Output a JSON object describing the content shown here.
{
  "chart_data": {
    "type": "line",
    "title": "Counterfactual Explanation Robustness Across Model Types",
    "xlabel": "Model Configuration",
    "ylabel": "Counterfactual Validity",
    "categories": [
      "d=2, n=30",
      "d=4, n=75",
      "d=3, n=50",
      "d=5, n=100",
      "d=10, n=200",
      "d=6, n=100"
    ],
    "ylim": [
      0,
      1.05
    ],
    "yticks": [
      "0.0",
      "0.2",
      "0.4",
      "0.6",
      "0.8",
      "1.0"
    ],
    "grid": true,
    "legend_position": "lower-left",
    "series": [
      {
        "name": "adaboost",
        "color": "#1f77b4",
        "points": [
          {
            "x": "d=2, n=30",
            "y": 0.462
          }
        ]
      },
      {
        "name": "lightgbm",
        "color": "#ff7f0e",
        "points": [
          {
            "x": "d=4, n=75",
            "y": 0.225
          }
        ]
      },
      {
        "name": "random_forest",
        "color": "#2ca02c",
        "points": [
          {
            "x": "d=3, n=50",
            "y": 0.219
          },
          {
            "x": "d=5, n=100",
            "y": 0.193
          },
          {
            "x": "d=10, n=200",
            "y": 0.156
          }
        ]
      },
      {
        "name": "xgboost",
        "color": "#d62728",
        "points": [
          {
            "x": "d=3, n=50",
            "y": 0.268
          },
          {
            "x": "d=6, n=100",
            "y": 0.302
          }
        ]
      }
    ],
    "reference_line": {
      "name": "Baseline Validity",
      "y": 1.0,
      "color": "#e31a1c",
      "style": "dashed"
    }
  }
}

══════

▶ Task statement
Return all of the data exactly as it reads.

▶ Solution to this problem
Output a JSON object describing the content shown here.
{
  "chart_data": {
    "type": "line",
    "title": "Counterfactual Explanation Robustness Across Model Types",
    "xlabel": "Model Configuration",
    "ylabel": "Counterfactual Validity",
    "categories": [
      "d=2, n=30",
      "d=4, n=75",
      "d=3, n=50",
      "d=5, n=100",
      "d=10, n=200",
      "d=6, n=100"
    ],
    "ylim": [
      0,
      1.05
    ],
    "yticks": [
      "0.0",
      "0.2",
      "0.4",
      "0.6",
      "0.8",
      "1.0"
    ],
    "grid": true,
    "legend_position": "lower-left",
    "series": [
      {
        "name": "adaboost",
        "color": "#1f77b4",
        "points": [
          {
            "x": "d=2, n=30",
            "y": 0.462
          }
        ]
      },
      {
        "name": "lightgbm",
        "color": "#ff7f0e",
        "points": [
          {
            "x": "d=4, n=75",
            "y": 0.225
          }
        ]
      },
      {
        "name": "random_forest",
        "color": "#2ca02c",
        "points": [
          {
            "x": "d=3, n=50",
            "y": 0.219
          },
          {
            "x": "d=5, n=100",
            "y": 0.193
          },
          {
            "x": "d=10, n=200",
            "y": 0.156
          }
        ]
      },
      {
        "name": "xgboost",
        "color": "#d62728",
        "points": [
          {
            "x": "d=3, n=50",
            "y": 0.268
          },
          {
            "x": "d=6, n=100",
            "y": 0.302
          }
        ]
      }
    ],
    "reference_line": {
      "name": "Baseline Validity",
      "y": 1.0,
      "color": "#e31a1c",
      "style": "dashed"
    }
  }
}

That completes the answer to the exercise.